-- begin DATASET RECORDS --

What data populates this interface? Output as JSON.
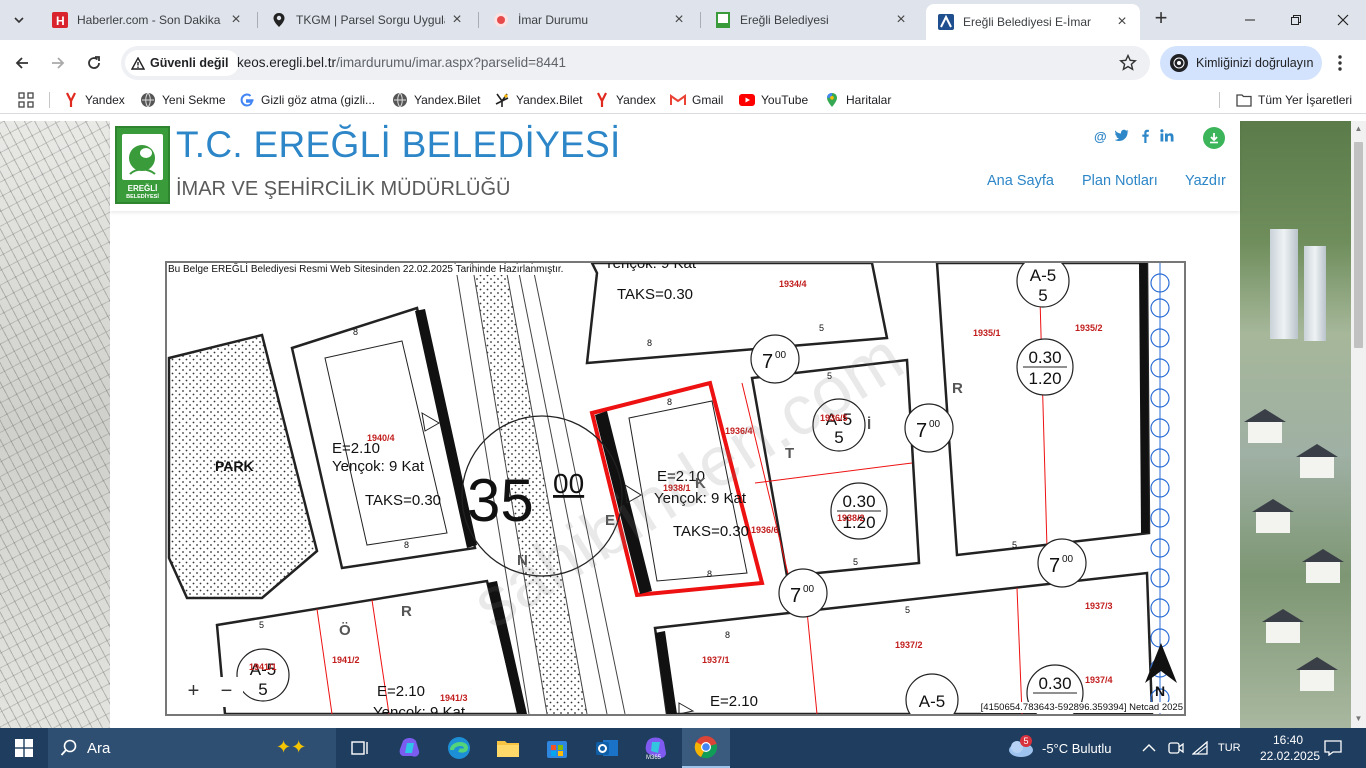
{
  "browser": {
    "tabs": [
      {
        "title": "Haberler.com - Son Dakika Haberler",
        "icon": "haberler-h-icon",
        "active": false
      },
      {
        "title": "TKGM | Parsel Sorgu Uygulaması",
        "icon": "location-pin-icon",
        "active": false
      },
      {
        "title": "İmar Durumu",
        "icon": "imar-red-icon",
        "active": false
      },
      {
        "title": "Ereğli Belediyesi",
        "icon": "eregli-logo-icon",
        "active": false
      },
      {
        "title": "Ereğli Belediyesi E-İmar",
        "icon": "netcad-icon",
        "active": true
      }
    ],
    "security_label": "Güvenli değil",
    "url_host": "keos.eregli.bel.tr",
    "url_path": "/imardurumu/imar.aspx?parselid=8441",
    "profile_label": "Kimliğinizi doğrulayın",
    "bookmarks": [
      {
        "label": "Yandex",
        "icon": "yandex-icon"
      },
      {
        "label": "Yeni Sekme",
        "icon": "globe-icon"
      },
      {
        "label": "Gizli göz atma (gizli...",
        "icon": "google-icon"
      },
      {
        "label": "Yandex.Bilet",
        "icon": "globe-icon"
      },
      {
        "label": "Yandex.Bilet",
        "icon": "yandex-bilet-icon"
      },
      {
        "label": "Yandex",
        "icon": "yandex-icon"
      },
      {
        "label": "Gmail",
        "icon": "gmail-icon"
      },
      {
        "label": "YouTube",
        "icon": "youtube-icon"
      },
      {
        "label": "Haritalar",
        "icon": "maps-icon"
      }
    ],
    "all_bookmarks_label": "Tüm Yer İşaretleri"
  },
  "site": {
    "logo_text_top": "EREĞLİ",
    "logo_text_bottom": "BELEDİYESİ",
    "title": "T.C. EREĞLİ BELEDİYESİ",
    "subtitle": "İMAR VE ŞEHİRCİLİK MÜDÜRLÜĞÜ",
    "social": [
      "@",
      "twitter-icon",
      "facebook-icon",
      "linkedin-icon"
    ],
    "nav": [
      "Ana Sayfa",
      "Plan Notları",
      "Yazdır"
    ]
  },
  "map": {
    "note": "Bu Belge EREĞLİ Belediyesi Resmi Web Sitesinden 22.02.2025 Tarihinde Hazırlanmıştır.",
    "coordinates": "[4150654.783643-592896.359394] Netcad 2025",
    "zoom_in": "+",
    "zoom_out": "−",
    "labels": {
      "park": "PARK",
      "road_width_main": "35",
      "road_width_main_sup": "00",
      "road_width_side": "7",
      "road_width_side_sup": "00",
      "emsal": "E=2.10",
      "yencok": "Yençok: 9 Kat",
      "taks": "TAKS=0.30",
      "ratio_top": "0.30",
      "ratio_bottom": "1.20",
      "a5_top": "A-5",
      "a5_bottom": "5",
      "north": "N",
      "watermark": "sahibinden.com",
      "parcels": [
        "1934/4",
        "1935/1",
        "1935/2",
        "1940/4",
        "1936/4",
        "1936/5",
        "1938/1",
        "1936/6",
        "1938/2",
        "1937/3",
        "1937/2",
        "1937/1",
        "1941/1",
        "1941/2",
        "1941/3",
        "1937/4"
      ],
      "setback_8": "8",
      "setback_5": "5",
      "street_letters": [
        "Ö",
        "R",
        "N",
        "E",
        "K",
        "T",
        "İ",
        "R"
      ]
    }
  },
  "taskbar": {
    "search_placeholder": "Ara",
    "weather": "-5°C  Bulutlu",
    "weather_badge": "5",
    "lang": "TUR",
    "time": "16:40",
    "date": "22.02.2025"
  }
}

-- end DATASET RECORDS --

GIVEN REQUEST: Without the pictures, copy the material exactly as given.

WRITTEN RESPONSE:
What data populates this interface? Output as JSON.
{
  "browser": {
    "tabs": [
      {
        "title": "Haberler.com - Son Dakika Haberler",
        "icon": "haberler-h-icon",
        "active": false
      },
      {
        "title": "TKGM | Parsel Sorgu Uygulaması",
        "icon": "location-pin-icon",
        "active": false
      },
      {
        "title": "İmar Durumu",
        "icon": "imar-red-icon",
        "active": false
      },
      {
        "title": "Ereğli Belediyesi",
        "icon": "eregli-logo-icon",
        "active": false
      },
      {
        "title": "Ereğli Belediyesi E-İmar",
        "icon": "netcad-icon",
        "active": true
      }
    ],
    "security_label": "Güvenli değil",
    "url_host": "keos.eregli.bel.tr",
    "url_path": "/imardurumu/imar.aspx?parselid=8441",
    "profile_label": "Kimliğinizi doğrulayın",
    "bookmarks": [
      {
        "label": "Yandex",
        "icon": "yandex-icon"
      },
      {
        "label": "Yeni Sekme",
        "icon": "globe-icon"
      },
      {
        "label": "Gizli göz atma (gizli...",
        "icon": "google-icon"
      },
      {
        "label": "Yandex.Bilet",
        "icon": "globe-icon"
      },
      {
        "label": "Yandex.Bilet",
        "icon": "yandex-bilet-icon"
      },
      {
        "label": "Yandex",
        "icon": "yandex-icon"
      },
      {
        "label": "Gmail",
        "icon": "gmail-icon"
      },
      {
        "label": "YouTube",
        "icon": "youtube-icon"
      },
      {
        "label": "Haritalar",
        "icon": "maps-icon"
      }
    ],
    "all_bookmarks_label": "Tüm Yer İşaretleri"
  },
  "site": {
    "logo_text_top": "EREĞLİ",
    "logo_text_bottom": "BELEDİYESİ",
    "title": "T.C. EREĞLİ BELEDİYESİ",
    "subtitle": "İMAR VE ŞEHİRCİLİK MÜDÜRLÜĞÜ",
    "social": [
      "@",
      "twitter-icon",
      "facebook-icon",
      "linkedin-icon"
    ],
    "nav": [
      "Ana Sayfa",
      "Plan Notları",
      "Yazdır"
    ]
  },
  "map": {
    "note": "Bu Belge EREĞLİ Belediyesi Resmi Web Sitesinden 22.02.2025 Tarihinde Hazırlanmıştır.",
    "coordinates": "[4150654.783643-592896.359394] Netcad 2025",
    "zoom_in": "+",
    "zoom_out": "−",
    "labels": {
      "park": "PARK",
      "road_width_main": "35",
      "road_width_main_sup": "00",
      "road_width_side": "7",
      "road_width_side_sup": "00",
      "emsal": "E=2.10",
      "yencok": "Yençok: 9 Kat",
      "taks": "TAKS=0.30",
      "ratio_top": "0.30",
      "ratio_bottom": "1.20",
      "a5_top": "A-5",
      "a5_bottom": "5",
      "north": "N",
      "watermark": "sahibinden.com",
      "parcels": [
        "1934/4",
        "1935/1",
        "1935/2",
        "1940/4",
        "1936/4",
        "1936/5",
        "1938/1",
        "1936/6",
        "1938/2",
        "1937/3",
        "1937/2",
        "1937/1",
        "1941/1",
        "1941/2",
        "1941/3",
        "1937/4"
      ],
      "setback_8": "8",
      "setback_5": "5",
      "street_letters": [
        "Ö",
        "R",
        "N",
        "E",
        "K",
        "T",
        "İ",
        "R"
      ]
    }
  },
  "taskbar": {
    "search_placeholder": "Ara",
    "weather": "-5°C  Bulutlu",
    "weather_badge": "5",
    "lang": "TUR",
    "time": "16:40",
    "date": "22.02.2025"
  }
}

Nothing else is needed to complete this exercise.